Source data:
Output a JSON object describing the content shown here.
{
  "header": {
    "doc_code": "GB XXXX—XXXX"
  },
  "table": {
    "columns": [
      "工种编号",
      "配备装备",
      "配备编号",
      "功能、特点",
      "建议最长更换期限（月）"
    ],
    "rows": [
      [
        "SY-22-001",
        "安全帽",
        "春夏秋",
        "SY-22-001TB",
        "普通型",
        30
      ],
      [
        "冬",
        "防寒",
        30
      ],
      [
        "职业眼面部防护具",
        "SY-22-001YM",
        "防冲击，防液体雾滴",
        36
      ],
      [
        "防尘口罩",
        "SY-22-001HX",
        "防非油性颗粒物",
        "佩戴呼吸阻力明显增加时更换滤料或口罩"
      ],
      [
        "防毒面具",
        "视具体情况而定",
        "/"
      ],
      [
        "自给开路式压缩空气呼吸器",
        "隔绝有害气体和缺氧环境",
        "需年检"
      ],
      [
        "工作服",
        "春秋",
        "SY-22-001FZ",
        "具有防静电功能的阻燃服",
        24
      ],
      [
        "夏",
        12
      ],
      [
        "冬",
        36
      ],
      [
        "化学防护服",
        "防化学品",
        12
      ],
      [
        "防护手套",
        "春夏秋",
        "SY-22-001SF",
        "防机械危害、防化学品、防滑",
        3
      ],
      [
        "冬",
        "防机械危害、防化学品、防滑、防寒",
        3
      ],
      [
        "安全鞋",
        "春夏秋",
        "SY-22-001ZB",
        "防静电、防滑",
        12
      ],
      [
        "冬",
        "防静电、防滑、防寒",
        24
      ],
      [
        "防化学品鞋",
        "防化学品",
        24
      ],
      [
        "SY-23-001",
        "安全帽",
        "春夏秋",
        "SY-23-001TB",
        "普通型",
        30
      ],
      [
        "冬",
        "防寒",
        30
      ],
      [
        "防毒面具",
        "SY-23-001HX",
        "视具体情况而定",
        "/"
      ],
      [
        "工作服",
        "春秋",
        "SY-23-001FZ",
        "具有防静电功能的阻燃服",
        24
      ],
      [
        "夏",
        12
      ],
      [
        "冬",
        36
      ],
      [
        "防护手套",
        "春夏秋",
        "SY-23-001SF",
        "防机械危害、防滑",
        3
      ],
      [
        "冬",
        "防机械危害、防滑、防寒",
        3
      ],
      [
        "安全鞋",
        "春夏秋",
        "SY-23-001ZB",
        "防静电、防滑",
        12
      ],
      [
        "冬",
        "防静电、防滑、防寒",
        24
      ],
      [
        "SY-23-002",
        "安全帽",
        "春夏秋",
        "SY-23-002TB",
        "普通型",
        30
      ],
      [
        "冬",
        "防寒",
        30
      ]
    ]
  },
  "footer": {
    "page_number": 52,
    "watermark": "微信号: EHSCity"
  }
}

» **YOUR INSTRUCTIONS**
Using the listing above, reproduce each line without omission.

» **COMPLETE ANSWER**
Output a JSON object describing the content shown here.
{
  "header": {
    "doc_code": "GB XXXX—XXXX"
  },
  "table": {
    "columns": [
      "工种编号",
      "配备装备",
      "配备编号",
      "功能、特点",
      "建议最长更换期限（月）"
    ],
    "rows": [
      [
        "SY-22-001",
        "安全帽",
        "春夏秋",
        "SY-22-001TB",
        "普通型",
        30
      ],
      [
        "冬",
        "防寒",
        30
      ],
      [
        "职业眼面部防护具",
        "SY-22-001YM",
        "防冲击，防液体雾滴",
        36
      ],
      [
        "防尘口罩",
        "SY-22-001HX",
        "防非油性颗粒物",
        "佩戴呼吸阻力明显增加时更换滤料或口罩"
      ],
      [
        "防毒面具",
        "视具体情况而定",
        "/"
      ],
      [
        "自给开路式压缩空气呼吸器",
        "隔绝有害气体和缺氧环境",
        "需年检"
      ],
      [
        "工作服",
        "春秋",
        "SY-22-001FZ",
        "具有防静电功能的阻燃服",
        24
      ],
      [
        "夏",
        12
      ],
      [
        "冬",
        36
      ],
      [
        "化学防护服",
        "防化学品",
        12
      ],
      [
        "防护手套",
        "春夏秋",
        "SY-22-001SF",
        "防机械危害、防化学品、防滑",
        3
      ],
      [
        "冬",
        "防机械危害、防化学品、防滑、防寒",
        3
      ],
      [
        "安全鞋",
        "春夏秋",
        "SY-22-001ZB",
        "防静电、防滑",
        12
      ],
      [
        "冬",
        "防静电、防滑、防寒",
        24
      ],
      [
        "防化学品鞋",
        "防化学品",
        24
      ],
      [
        "SY-23-001",
        "安全帽",
        "春夏秋",
        "SY-23-001TB",
        "普通型",
        30
      ],
      [
        "冬",
        "防寒",
        30
      ],
      [
        "防毒面具",
        "SY-23-001HX",
        "视具体情况而定",
        "/"
      ],
      [
        "工作服",
        "春秋",
        "SY-23-001FZ",
        "具有防静电功能的阻燃服",
        24
      ],
      [
        "夏",
        12
      ],
      [
        "冬",
        36
      ],
      [
        "防护手套",
        "春夏秋",
        "SY-23-001SF",
        "防机械危害、防滑",
        3
      ],
      [
        "冬",
        "防机械危害、防滑、防寒",
        3
      ],
      [
        "安全鞋",
        "春夏秋",
        "SY-23-001ZB",
        "防静电、防滑",
        12
      ],
      [
        "冬",
        "防静电、防滑、防寒",
        24
      ],
      [
        "SY-23-002",
        "安全帽",
        "春夏秋",
        "SY-23-002TB",
        "普通型",
        30
      ],
      [
        "冬",
        "防寒",
        30
      ]
    ]
  },
  "footer": {
    "page_number": 52,
    "watermark": "微信号: EHSCity"
  }
}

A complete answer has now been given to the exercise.